WHAT IS ASKED> Please count the lines below that contain the word "websites", and reply with that number alone.

── SOURCE DATA ──

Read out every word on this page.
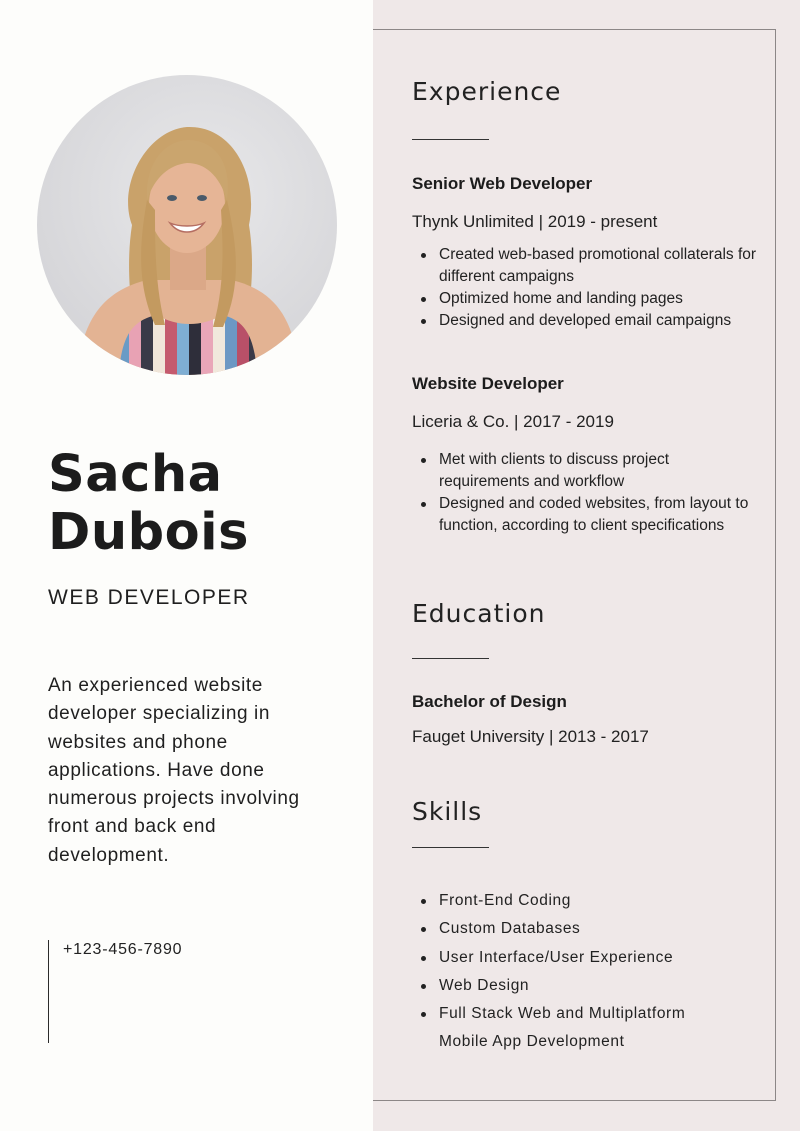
Sacha
Dubois
WEB DEVELOPER
An experienced website developer specializing in websites and phone applications. Have done numerous projects involving front and back end development.
+123-456-7890
Experience
Senior Web Developer
Thynk Unlimited | 2019 - present
Created web-based promotional collaterals for different campaigns
Optimized home and landing pages
Designed and developed email campaigns
Website Developer
Liceria & Co. | 2017 - 2019
Met with clients to discuss project requirements and workflow
Designed and coded websites, from layout to function, according to client specifications
Education
Bachelor of Design
Fauget University | 2013 - 2017
Skills
Front-End Coding
Custom Databases
User Interface/User Experience
Web Design
Full Stack Web and Multiplatform Mobile App Development
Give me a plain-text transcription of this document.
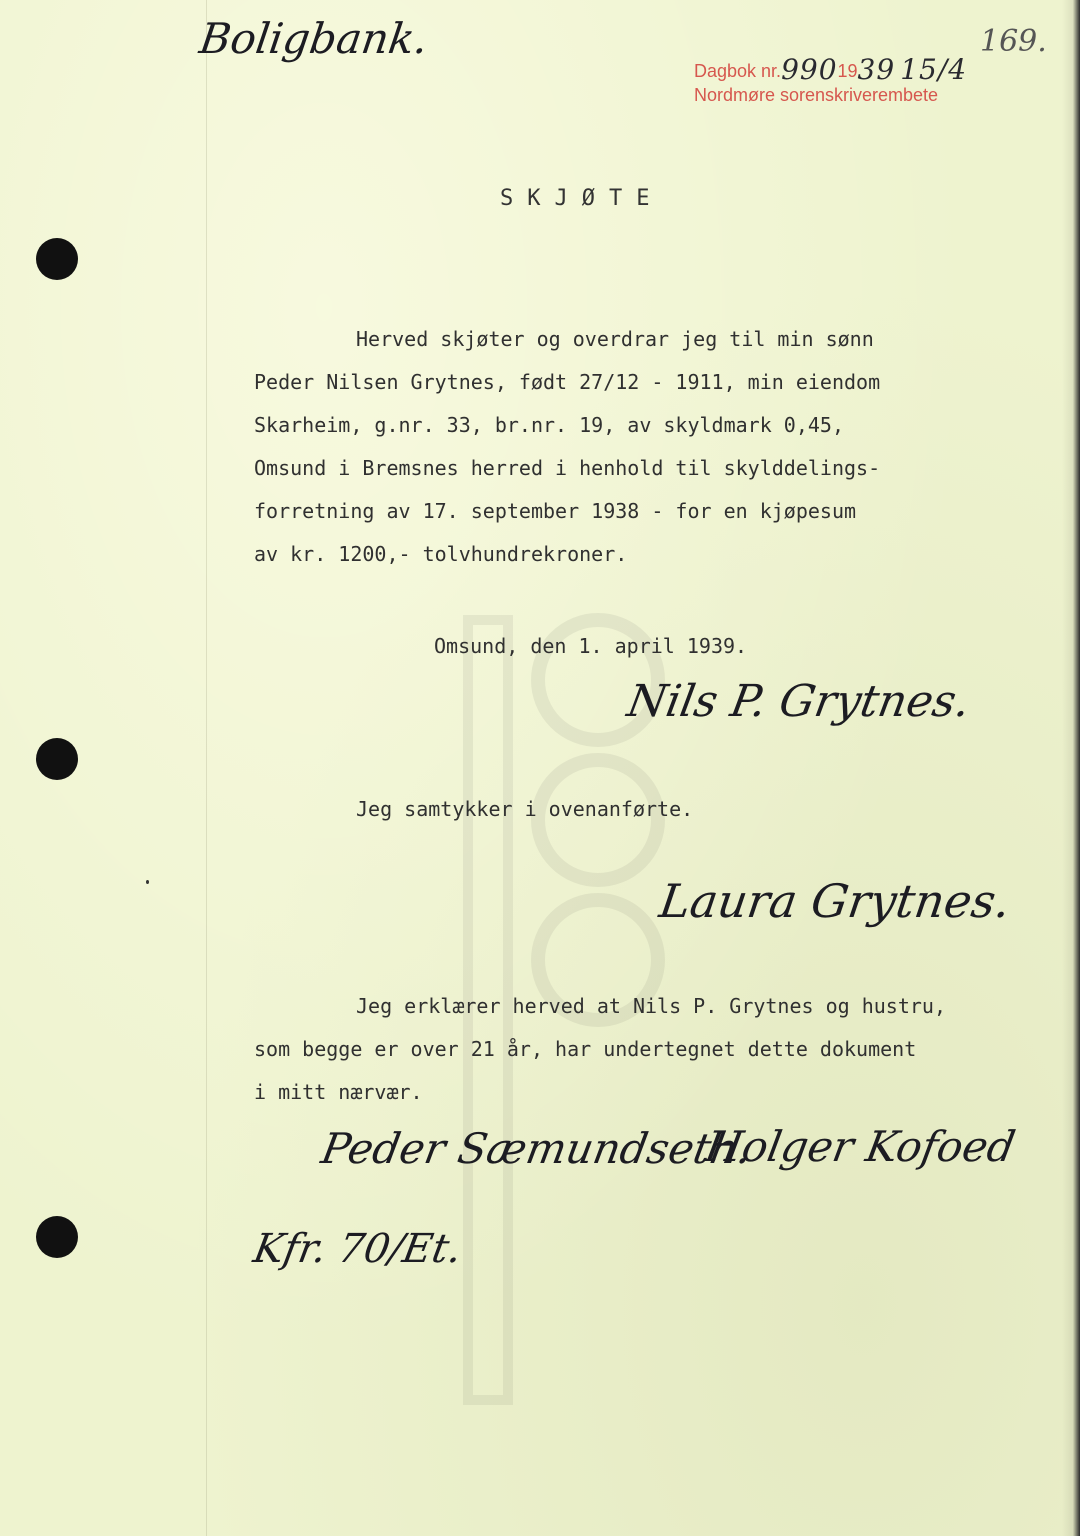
Boligbank.	169.
Dagbok nr.9901939 15/4
Nordmøre sorenskriverembete
SKJØTE
Herved skjøter og overdrar jeg til min sønn
Peder Nilsen Grytnes, født 27/12 - 1911, min eiendom
Skarheim, g.nr. 33, br.nr. 19, av skyldmark 0,45,
Omsund i Bremsnes herred i henhold til skylddelings-
forretning av 17. september 1938 - for en kjøpesum
av kr. 1200,- tolvhundrekroner.
Omsund, den 1. april 1939.
Nils P. Grytnes.
Jeg samtykker i ovenanførte.
Laura Grytnes.
Jeg erklærer herved at Nils P. Grytnes og hustru,
som begge er over 21 år, har undertegnet dette dokument
i mitt nærvær.
Peder Sæmundseth.
Holger Kofoed
Kfr. 70/Et.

───

EXERCISE RESULT> 2